→ REQUIRED TASK
Using the material that follows, identify and copy each line with the string "this".

Rows from a dataset:
* start *

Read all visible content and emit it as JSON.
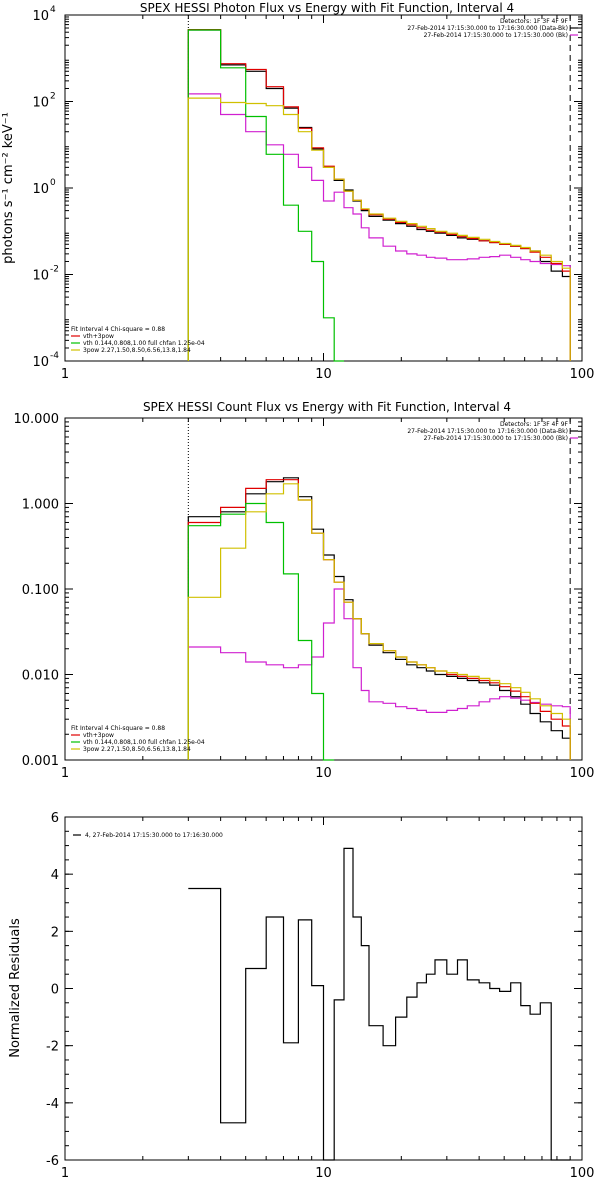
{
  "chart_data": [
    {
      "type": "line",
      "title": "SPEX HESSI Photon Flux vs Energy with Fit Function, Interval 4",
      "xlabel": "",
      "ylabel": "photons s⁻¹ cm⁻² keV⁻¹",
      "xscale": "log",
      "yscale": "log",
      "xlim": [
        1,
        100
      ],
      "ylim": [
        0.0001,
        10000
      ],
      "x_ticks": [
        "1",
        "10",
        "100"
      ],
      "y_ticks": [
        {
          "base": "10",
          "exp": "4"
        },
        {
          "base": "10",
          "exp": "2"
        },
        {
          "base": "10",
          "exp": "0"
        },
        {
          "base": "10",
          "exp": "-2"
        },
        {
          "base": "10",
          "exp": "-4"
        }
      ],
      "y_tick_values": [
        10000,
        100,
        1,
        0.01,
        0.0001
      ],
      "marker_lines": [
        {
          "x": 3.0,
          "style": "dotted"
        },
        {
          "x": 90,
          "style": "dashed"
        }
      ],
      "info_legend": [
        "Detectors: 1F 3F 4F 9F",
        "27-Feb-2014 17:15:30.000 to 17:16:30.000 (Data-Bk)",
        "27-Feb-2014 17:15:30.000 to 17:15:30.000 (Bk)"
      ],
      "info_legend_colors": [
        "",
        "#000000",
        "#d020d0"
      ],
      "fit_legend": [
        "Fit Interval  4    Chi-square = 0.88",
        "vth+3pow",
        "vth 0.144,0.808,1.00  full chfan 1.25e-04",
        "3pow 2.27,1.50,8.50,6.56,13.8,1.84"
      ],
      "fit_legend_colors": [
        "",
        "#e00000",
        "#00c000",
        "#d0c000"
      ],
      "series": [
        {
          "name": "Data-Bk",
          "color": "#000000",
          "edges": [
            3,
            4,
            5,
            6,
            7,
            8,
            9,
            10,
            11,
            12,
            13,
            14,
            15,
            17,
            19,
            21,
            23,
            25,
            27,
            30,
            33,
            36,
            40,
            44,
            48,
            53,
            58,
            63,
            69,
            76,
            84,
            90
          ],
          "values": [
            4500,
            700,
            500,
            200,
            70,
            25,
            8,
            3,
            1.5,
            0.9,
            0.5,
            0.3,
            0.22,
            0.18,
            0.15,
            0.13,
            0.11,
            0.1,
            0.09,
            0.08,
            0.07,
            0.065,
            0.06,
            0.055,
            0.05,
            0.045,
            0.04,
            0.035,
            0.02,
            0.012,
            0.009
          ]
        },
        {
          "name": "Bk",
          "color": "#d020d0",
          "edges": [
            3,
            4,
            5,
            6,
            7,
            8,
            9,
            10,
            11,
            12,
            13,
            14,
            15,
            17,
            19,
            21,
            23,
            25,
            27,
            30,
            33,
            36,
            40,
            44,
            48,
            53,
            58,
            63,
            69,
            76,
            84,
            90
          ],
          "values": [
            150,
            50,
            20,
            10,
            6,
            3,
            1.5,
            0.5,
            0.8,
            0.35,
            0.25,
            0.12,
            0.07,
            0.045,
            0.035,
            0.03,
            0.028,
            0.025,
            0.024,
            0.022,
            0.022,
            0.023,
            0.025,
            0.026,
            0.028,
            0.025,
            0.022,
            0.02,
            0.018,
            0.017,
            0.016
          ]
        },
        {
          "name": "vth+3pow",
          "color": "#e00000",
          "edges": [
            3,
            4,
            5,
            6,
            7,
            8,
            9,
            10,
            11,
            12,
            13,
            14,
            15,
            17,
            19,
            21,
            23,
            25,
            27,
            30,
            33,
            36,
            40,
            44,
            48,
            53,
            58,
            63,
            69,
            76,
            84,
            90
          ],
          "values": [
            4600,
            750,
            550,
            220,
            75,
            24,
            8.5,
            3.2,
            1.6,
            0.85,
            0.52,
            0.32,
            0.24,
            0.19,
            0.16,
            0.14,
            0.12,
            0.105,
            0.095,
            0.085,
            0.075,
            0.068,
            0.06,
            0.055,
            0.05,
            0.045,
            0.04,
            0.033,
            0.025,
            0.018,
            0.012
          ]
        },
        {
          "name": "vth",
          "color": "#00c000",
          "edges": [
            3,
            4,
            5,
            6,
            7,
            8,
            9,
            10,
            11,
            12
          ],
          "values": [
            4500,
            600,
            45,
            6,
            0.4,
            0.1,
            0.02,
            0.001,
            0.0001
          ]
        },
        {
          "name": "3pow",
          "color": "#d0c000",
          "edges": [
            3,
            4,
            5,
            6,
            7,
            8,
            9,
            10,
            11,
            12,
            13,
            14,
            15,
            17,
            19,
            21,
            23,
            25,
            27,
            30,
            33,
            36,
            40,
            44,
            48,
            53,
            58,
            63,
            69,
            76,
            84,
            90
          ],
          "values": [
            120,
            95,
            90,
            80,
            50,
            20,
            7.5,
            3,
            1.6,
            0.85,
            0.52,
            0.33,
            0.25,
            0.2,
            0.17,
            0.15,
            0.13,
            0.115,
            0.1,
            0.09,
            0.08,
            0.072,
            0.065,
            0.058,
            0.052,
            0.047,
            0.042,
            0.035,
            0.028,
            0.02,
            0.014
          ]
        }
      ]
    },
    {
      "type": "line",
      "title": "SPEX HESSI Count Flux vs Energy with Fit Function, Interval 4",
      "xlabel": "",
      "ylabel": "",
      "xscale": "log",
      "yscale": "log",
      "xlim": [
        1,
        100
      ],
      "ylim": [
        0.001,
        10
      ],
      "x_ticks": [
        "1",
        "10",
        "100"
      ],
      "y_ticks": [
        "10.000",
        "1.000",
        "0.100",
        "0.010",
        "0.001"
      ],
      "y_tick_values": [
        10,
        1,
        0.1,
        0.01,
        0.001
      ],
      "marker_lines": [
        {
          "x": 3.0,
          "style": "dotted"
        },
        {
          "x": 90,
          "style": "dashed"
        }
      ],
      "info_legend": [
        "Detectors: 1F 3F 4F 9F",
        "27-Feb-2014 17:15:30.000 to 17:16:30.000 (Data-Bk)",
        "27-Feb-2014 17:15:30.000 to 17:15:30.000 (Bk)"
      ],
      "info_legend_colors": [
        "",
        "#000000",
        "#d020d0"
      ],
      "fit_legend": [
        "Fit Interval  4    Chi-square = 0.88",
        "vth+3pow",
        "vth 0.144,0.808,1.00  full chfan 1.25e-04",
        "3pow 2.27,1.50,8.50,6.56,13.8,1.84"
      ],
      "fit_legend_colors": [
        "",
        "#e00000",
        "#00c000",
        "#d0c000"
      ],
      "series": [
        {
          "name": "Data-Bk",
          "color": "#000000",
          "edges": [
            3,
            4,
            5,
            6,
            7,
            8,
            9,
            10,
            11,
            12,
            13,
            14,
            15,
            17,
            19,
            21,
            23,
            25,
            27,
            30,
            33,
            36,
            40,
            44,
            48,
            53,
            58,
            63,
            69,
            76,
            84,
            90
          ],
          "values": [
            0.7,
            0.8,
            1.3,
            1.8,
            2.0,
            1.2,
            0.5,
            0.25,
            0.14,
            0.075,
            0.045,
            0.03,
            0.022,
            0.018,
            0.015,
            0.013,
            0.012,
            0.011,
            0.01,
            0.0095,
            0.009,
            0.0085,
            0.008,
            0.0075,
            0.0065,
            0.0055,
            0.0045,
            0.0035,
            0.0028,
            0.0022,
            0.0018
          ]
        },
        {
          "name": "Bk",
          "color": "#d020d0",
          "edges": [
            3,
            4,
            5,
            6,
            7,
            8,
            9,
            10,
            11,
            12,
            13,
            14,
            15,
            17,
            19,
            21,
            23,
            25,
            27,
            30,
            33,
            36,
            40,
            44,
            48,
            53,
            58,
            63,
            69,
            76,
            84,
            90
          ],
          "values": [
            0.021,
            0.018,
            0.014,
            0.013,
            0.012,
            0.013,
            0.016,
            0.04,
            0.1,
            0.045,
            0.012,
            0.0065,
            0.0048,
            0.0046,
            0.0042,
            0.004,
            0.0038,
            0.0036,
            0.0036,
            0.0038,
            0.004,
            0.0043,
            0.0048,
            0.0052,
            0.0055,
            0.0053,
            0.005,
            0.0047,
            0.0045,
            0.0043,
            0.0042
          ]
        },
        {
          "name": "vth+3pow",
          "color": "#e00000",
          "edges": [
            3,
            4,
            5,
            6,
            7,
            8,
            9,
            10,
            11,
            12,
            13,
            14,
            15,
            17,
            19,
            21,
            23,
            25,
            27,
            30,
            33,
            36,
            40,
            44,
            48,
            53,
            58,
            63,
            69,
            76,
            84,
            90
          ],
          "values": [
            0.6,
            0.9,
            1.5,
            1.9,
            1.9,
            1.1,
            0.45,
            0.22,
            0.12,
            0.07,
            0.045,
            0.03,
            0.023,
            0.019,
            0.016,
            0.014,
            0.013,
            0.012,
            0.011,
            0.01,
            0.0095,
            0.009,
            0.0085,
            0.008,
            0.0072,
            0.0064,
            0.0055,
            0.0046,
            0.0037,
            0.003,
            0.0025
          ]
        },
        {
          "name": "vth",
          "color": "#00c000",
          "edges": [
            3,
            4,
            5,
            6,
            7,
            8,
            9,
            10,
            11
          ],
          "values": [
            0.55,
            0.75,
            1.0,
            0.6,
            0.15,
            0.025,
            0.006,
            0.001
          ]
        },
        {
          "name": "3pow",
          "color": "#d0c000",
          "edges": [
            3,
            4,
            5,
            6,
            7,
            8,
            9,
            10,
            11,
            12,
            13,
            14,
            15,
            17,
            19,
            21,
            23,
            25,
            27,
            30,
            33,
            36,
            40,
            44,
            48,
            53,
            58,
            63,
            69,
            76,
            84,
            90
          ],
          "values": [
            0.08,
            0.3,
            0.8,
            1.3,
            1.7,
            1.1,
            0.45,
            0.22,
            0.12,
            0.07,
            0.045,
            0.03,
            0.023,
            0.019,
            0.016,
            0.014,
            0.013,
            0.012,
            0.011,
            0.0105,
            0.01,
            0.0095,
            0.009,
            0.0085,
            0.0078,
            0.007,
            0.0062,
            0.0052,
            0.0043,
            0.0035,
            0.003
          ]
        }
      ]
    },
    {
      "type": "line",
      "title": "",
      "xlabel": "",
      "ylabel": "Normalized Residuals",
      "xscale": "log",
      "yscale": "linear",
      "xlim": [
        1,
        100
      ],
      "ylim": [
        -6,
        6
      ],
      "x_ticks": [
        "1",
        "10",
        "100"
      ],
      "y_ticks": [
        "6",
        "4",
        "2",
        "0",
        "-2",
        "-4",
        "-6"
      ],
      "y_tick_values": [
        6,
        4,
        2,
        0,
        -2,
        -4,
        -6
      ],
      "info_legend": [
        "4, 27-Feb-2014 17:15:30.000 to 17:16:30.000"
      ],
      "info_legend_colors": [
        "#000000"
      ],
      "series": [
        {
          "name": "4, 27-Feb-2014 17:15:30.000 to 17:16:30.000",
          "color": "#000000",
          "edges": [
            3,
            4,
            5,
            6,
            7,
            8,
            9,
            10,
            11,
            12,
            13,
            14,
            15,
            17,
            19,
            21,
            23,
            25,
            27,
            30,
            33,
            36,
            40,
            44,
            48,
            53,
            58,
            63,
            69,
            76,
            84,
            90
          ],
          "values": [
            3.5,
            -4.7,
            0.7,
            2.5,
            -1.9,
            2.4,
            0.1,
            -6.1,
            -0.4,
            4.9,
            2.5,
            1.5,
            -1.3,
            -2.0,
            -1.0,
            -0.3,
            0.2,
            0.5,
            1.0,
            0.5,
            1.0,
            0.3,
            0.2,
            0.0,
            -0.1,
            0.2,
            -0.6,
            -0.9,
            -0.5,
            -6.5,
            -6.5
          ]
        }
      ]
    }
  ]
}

* end *
* start *

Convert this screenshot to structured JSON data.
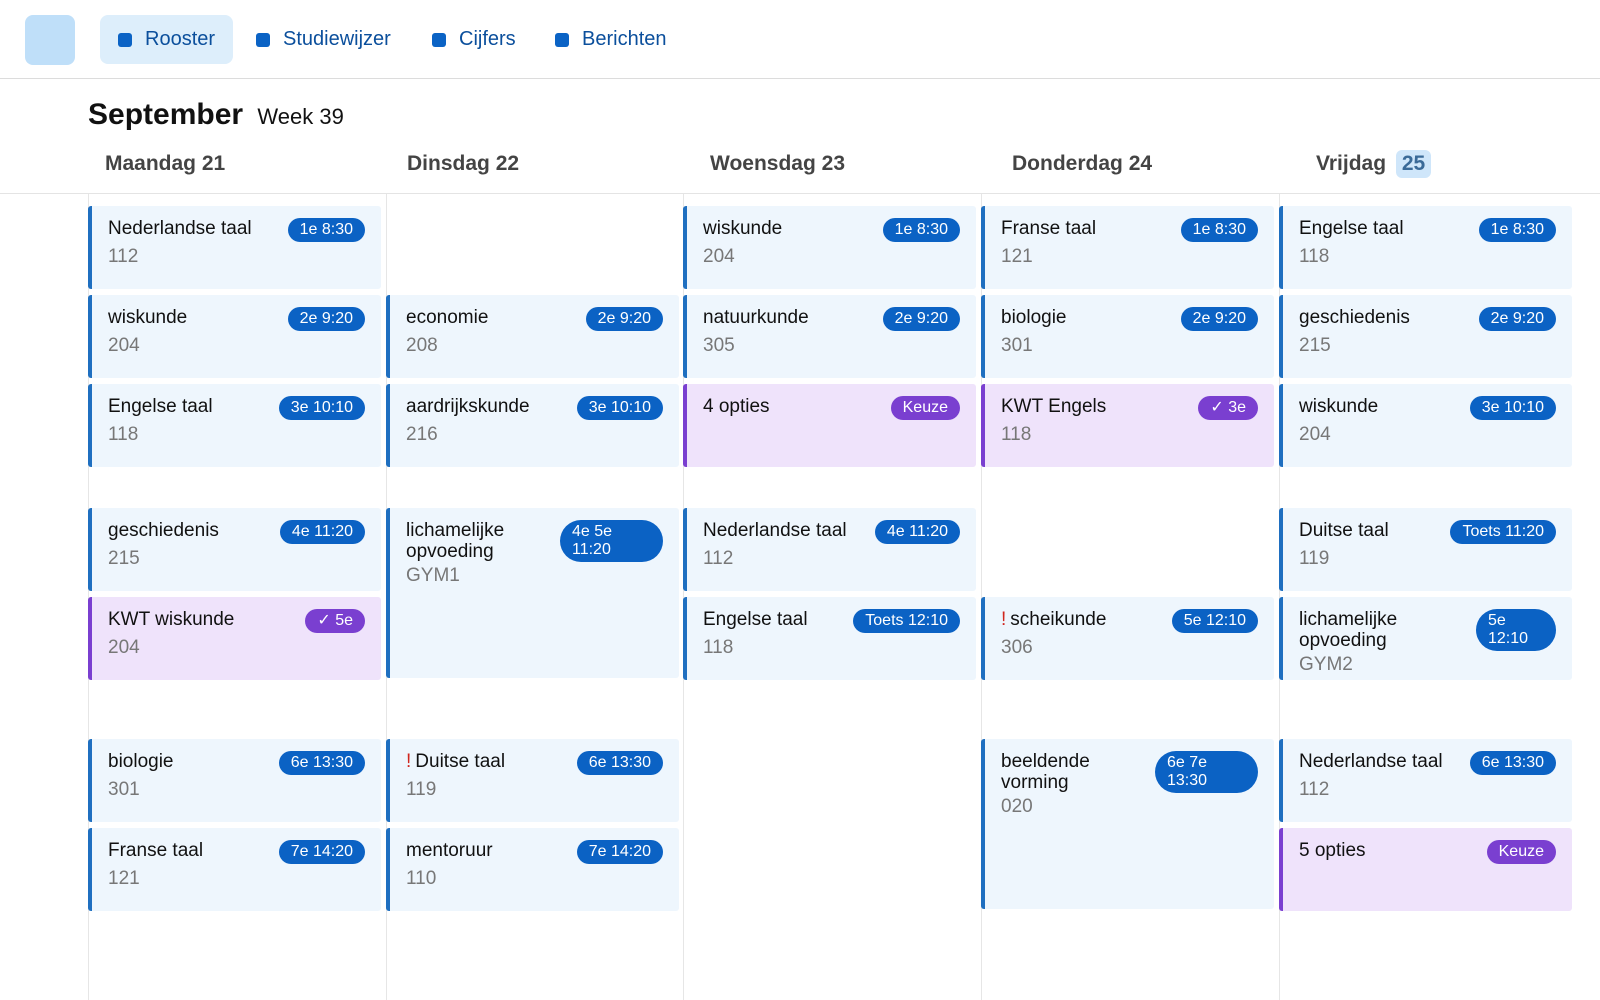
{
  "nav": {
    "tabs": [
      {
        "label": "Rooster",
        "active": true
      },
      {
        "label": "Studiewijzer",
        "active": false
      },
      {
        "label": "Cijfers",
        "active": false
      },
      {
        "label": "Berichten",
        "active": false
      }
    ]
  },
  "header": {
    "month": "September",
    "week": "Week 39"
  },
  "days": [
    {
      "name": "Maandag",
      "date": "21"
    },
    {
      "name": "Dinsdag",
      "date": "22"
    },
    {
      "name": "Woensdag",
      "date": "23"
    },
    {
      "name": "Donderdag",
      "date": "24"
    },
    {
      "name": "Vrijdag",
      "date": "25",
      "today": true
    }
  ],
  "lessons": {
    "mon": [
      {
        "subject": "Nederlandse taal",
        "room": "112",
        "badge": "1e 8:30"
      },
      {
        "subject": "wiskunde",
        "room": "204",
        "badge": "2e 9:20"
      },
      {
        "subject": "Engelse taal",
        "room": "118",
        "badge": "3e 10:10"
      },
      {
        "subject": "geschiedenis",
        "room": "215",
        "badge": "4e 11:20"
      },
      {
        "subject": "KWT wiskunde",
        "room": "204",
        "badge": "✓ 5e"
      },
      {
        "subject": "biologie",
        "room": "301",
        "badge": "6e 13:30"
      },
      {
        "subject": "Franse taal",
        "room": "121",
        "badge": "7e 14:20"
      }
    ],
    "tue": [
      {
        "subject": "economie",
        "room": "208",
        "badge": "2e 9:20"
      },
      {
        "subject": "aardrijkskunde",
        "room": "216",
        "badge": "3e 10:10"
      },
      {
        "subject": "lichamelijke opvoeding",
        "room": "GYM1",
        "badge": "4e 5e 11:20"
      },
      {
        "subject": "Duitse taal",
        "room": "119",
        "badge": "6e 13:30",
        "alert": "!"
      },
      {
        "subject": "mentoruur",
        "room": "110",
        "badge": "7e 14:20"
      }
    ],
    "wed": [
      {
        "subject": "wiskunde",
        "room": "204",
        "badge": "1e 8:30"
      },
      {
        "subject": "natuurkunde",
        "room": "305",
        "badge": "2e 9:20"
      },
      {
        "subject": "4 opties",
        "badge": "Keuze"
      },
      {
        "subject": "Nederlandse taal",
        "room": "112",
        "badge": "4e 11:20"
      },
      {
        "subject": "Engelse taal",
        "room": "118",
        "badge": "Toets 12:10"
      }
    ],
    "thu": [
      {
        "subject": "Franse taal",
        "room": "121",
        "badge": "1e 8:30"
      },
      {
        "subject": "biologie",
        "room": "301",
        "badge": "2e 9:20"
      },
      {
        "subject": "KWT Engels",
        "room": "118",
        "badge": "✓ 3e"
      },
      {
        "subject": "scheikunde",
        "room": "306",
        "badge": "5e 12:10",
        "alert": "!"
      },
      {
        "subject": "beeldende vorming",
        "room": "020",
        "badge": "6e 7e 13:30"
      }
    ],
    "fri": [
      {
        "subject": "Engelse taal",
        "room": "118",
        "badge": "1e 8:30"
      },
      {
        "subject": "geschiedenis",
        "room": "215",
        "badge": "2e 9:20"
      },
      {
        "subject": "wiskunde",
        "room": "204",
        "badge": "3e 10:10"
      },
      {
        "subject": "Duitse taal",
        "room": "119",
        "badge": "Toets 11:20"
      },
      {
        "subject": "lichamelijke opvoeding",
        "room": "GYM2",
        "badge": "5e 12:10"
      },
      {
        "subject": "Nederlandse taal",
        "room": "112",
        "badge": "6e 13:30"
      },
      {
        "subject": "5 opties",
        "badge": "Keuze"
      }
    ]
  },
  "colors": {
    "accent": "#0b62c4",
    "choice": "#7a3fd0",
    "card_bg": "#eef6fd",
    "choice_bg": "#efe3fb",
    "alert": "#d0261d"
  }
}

* end *
* start *

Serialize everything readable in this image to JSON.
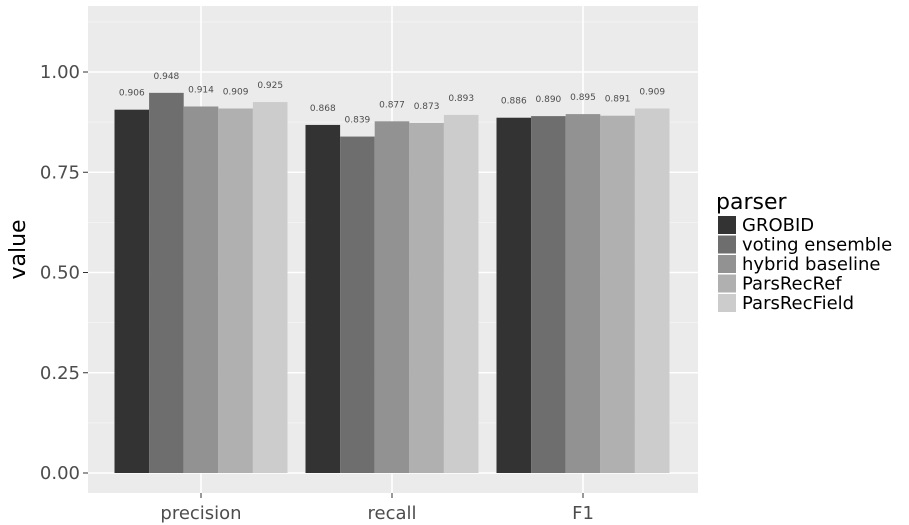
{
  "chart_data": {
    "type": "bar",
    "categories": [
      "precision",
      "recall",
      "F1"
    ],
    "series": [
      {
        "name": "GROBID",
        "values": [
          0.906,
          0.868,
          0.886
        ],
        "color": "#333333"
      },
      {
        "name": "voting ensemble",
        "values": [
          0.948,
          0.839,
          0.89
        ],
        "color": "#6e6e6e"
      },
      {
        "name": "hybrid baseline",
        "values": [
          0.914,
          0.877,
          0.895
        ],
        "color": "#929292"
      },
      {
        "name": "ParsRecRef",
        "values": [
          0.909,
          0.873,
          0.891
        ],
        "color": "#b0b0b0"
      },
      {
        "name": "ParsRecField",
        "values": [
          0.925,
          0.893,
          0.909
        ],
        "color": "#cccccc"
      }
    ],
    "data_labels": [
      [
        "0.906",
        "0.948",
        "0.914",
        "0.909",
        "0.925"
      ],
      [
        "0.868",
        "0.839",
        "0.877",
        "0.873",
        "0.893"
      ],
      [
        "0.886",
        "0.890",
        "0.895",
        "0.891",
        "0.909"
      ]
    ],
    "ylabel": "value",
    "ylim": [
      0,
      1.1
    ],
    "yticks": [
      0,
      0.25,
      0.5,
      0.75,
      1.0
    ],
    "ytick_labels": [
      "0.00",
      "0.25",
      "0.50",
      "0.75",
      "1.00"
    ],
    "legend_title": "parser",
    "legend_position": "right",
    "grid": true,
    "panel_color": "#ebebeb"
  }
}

* end *

→ ANSWER
Convert this screenshot to structured JSON data.
Serialize everything readable in this image to JSON.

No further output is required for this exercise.